**What to work on**
Locate each line containing the string "camping" and copy it out.

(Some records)
— BEGIN —

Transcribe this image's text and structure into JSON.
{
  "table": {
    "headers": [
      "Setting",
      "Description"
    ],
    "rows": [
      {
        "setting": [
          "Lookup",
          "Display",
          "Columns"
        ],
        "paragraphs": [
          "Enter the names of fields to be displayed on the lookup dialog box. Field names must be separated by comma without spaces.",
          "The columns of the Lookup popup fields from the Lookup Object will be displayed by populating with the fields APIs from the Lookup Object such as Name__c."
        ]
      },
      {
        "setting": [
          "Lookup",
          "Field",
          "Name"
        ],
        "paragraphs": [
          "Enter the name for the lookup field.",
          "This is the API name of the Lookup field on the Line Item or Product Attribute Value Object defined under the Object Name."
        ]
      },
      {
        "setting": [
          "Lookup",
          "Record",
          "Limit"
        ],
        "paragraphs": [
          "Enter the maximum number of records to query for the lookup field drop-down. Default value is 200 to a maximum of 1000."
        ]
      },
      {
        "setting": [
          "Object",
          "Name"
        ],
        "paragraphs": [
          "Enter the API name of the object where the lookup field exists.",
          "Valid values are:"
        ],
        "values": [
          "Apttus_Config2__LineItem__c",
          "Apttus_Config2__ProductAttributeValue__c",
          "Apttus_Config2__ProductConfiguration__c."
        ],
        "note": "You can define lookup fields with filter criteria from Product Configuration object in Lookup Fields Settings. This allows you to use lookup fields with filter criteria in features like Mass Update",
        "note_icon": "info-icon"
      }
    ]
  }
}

— END —
— BEGIN —

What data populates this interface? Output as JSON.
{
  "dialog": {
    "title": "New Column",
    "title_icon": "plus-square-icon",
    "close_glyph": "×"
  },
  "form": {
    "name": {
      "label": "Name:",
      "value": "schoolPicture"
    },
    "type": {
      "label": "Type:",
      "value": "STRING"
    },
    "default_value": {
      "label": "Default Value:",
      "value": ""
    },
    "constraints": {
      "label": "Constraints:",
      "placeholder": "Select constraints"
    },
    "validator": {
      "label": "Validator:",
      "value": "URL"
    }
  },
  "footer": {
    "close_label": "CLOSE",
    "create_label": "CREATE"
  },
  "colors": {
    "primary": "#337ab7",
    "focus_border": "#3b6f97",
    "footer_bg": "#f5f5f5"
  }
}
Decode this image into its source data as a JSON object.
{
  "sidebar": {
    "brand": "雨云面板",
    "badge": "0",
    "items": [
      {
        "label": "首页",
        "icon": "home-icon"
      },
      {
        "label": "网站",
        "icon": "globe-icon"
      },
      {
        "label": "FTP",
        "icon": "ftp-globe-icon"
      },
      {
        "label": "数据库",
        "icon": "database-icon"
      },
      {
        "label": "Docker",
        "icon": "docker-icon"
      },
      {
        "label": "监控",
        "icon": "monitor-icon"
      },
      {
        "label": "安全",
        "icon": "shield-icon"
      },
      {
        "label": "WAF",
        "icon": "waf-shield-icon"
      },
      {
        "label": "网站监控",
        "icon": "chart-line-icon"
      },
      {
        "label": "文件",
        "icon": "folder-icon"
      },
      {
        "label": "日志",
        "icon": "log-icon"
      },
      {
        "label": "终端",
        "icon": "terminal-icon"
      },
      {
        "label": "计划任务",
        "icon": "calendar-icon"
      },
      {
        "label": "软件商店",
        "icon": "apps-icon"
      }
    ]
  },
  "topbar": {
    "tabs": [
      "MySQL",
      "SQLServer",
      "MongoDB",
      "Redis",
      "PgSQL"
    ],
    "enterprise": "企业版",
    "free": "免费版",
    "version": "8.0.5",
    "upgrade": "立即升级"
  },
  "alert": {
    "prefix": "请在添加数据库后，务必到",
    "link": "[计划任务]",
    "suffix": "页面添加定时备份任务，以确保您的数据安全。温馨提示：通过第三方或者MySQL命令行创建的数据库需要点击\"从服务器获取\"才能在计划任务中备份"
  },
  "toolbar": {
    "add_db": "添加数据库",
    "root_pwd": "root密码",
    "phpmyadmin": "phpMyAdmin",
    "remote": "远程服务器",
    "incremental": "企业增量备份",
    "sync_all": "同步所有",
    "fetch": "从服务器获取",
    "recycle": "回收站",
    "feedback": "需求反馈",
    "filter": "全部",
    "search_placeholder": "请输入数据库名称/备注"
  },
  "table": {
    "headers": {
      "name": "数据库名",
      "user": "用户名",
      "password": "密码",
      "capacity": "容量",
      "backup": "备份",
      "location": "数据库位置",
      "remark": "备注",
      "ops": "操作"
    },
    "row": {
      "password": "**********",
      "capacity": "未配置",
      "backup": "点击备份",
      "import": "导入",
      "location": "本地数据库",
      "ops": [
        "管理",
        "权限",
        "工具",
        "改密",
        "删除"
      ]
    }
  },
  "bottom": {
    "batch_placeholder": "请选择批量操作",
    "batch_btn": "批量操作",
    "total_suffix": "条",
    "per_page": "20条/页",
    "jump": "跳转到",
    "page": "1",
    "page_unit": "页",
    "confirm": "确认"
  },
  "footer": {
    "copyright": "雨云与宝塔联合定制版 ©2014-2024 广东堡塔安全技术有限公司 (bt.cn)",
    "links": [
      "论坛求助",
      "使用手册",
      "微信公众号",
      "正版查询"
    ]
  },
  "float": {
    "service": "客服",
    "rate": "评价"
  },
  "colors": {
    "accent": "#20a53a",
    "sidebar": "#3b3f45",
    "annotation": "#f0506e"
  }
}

— END —
— BEGIN —

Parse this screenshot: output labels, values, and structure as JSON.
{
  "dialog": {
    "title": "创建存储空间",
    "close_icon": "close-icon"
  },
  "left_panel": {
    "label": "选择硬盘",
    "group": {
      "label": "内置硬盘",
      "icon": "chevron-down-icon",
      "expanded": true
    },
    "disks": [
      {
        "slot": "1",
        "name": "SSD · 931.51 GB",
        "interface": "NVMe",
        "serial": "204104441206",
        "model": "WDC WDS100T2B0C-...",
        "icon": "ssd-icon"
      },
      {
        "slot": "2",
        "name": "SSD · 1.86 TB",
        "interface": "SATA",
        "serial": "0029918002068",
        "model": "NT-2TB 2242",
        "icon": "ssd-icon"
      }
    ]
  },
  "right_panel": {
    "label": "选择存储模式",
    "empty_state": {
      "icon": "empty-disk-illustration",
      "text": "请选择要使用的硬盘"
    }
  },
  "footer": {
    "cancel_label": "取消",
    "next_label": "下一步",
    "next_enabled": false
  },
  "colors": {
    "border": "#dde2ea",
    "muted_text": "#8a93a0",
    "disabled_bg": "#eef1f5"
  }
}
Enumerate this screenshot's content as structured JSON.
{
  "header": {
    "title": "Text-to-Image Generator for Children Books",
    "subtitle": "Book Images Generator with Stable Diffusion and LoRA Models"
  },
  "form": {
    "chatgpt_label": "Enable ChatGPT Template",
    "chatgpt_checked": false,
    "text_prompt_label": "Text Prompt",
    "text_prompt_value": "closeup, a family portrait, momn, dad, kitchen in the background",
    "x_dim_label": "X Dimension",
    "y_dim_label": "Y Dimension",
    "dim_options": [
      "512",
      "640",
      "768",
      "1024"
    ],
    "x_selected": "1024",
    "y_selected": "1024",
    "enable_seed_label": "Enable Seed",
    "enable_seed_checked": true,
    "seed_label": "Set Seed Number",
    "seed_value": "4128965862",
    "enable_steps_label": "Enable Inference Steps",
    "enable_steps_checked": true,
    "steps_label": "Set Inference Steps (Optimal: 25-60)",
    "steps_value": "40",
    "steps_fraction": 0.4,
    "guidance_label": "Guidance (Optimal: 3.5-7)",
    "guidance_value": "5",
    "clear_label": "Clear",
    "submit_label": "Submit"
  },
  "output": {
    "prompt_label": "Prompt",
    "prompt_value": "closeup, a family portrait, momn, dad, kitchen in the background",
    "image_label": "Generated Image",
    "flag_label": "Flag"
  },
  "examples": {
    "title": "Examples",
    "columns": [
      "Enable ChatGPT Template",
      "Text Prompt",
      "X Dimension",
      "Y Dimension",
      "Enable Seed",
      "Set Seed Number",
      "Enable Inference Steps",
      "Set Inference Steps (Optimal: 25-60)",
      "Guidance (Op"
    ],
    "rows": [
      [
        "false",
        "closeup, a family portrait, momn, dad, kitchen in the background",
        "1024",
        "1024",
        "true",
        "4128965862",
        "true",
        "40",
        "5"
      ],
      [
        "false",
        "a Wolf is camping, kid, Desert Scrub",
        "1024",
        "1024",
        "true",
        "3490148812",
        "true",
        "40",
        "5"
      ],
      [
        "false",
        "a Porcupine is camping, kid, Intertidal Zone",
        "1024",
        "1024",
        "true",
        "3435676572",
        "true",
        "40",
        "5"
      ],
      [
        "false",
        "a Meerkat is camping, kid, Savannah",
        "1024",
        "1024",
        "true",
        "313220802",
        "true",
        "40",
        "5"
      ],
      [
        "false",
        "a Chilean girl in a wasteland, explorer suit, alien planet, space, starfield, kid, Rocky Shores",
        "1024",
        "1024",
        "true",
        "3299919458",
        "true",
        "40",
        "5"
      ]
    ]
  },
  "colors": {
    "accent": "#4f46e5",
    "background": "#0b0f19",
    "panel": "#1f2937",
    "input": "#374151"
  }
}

— END —

**Output for this task**
        "a Wolf is camping, kid, Desert Scrub",
        "a Porcupine is camping, kid, Intertidal Zone",
        "a Meerkat is camping, kid, Savannah",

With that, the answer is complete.